LISTED ENTRIES »
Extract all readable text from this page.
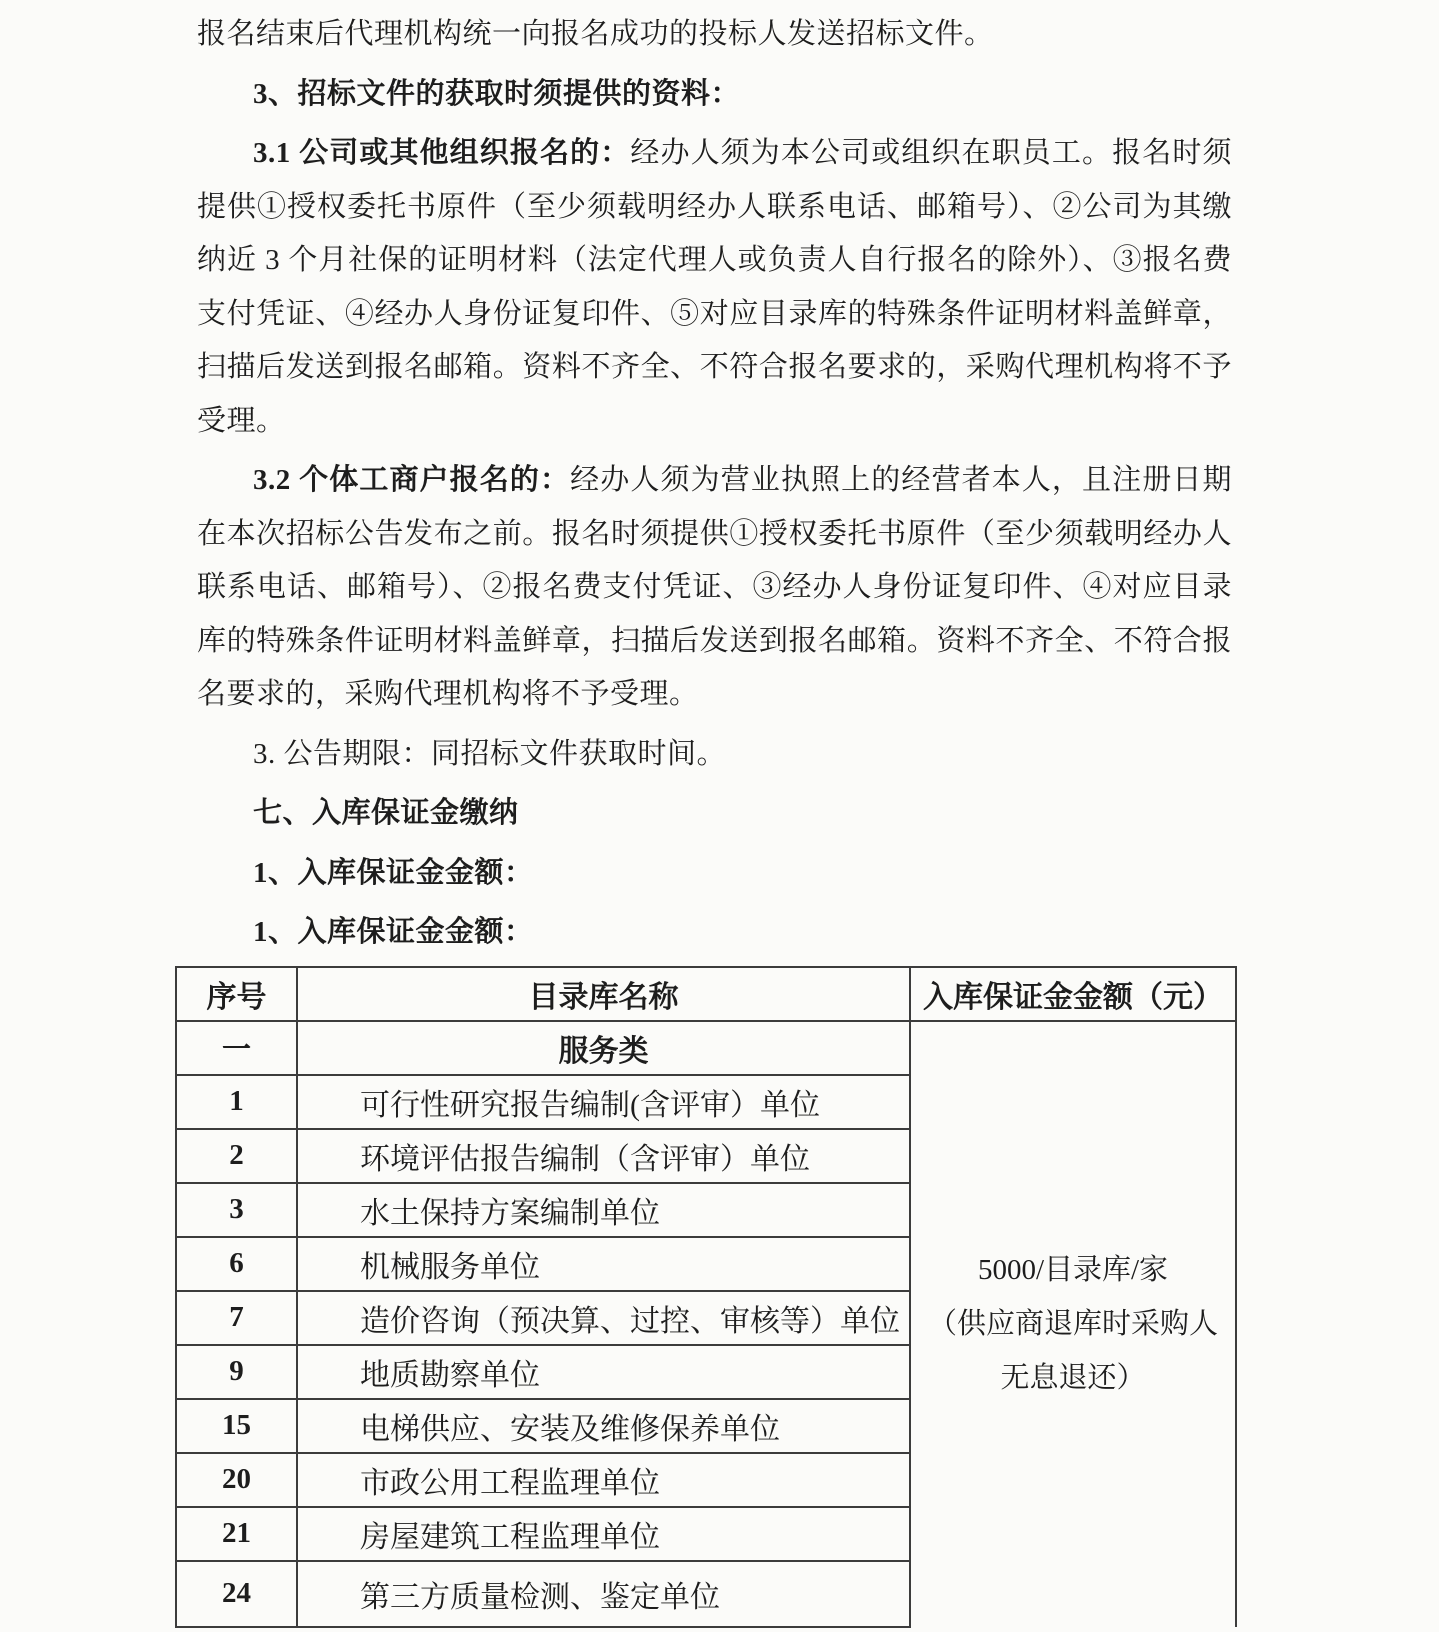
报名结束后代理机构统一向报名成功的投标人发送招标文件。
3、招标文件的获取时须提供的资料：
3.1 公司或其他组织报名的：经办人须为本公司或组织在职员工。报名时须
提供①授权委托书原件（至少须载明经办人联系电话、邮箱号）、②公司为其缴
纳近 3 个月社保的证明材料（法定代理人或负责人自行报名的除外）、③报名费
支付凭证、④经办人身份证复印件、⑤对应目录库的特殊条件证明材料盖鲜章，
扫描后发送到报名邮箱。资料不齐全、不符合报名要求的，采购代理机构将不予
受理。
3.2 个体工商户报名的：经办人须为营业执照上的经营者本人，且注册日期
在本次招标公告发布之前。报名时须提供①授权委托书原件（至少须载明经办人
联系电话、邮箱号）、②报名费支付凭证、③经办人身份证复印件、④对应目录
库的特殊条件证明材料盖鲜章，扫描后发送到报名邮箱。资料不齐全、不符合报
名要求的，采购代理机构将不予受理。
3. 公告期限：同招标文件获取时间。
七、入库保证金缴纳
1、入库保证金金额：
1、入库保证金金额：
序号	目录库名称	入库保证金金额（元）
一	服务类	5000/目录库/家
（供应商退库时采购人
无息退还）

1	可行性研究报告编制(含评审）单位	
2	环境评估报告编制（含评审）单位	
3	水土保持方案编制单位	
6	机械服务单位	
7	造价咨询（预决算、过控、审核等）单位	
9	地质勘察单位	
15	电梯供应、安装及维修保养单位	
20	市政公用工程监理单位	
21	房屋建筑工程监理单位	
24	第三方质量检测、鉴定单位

THE PROBLEM » The required answer is a single number: the count of lines in the entries that hold the string "扫描后发送到报名邮箱".

ANSWER TO THIS PROBLEM » 2